Read the listing below and copy out every line that holds "инсульта".

# DATA EXCERPTS
++++++++++++++++++++

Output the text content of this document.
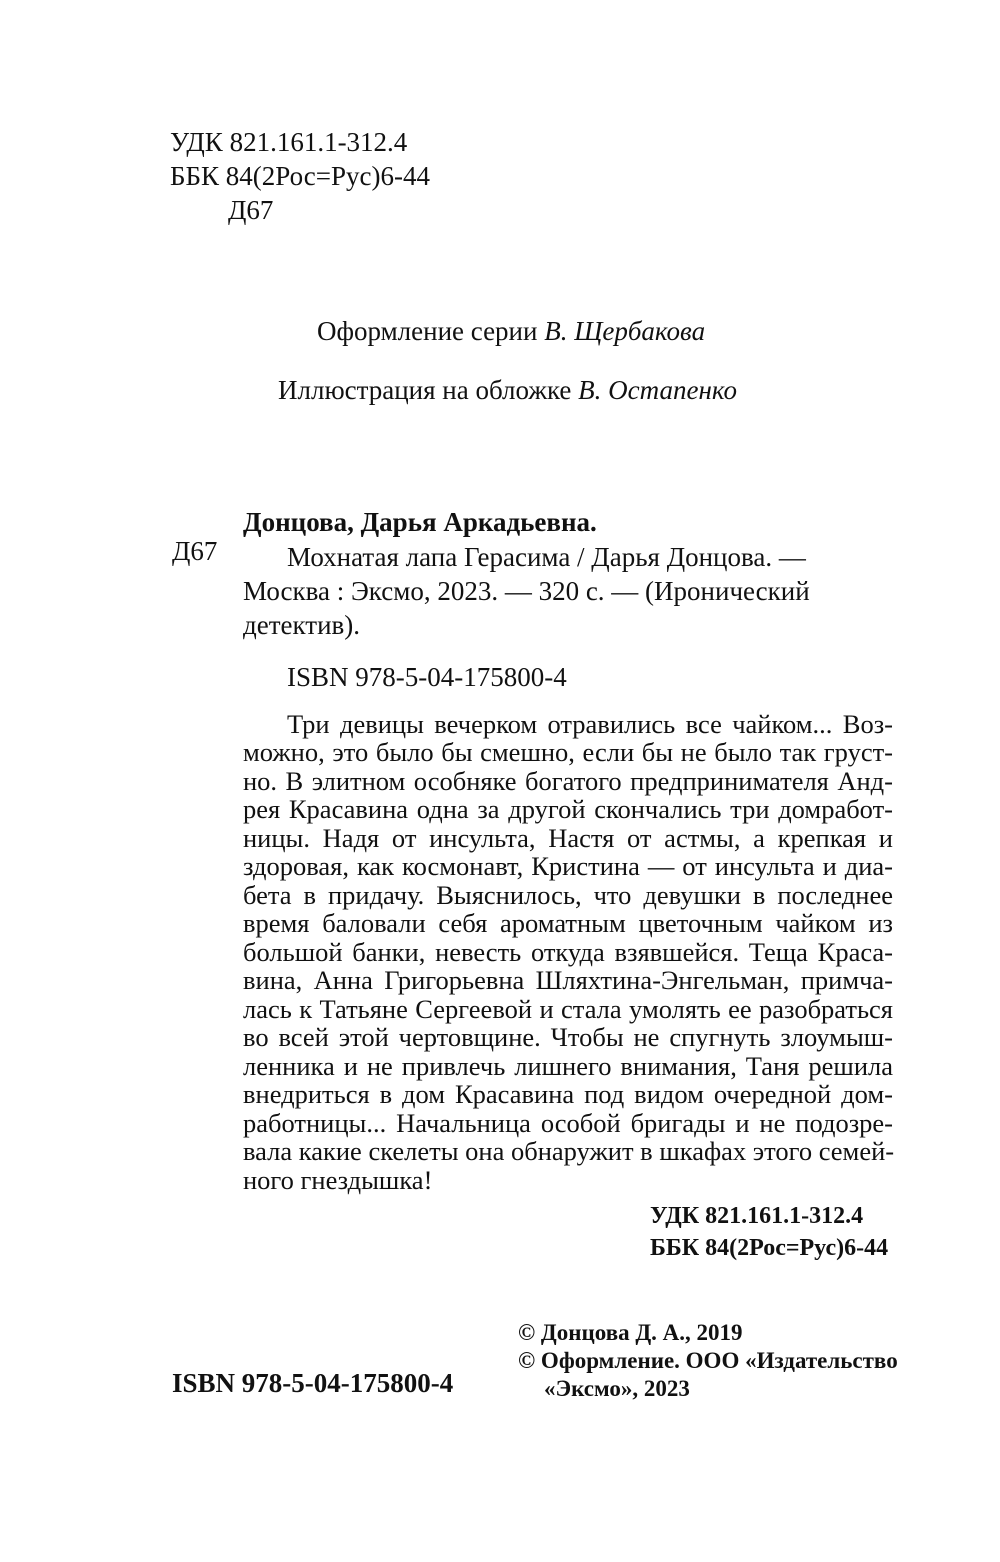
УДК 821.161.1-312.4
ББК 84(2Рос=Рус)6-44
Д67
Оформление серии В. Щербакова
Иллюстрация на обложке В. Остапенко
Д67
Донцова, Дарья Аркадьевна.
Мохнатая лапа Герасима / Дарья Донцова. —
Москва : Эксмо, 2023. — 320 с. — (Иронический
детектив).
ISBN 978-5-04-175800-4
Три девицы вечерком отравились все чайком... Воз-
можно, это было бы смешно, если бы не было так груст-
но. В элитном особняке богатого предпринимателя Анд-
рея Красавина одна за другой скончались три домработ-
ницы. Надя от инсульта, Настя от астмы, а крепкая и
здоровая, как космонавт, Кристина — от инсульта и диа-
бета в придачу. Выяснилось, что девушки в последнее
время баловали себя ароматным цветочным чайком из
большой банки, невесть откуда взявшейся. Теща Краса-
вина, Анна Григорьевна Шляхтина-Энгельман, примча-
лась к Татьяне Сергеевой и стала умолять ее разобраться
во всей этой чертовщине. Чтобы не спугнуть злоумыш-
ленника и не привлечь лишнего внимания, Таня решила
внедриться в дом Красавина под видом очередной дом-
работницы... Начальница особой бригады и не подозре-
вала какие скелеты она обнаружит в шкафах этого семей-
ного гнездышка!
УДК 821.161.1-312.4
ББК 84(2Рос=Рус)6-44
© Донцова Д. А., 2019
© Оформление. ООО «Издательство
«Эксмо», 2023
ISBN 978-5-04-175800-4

++++++++++++++++++++

# THE SOLUTION
ницы. Надя от инсульта, Настя от астмы, а крепкая и
здоровая, как космонавт, Кристина — от инсульта и диа-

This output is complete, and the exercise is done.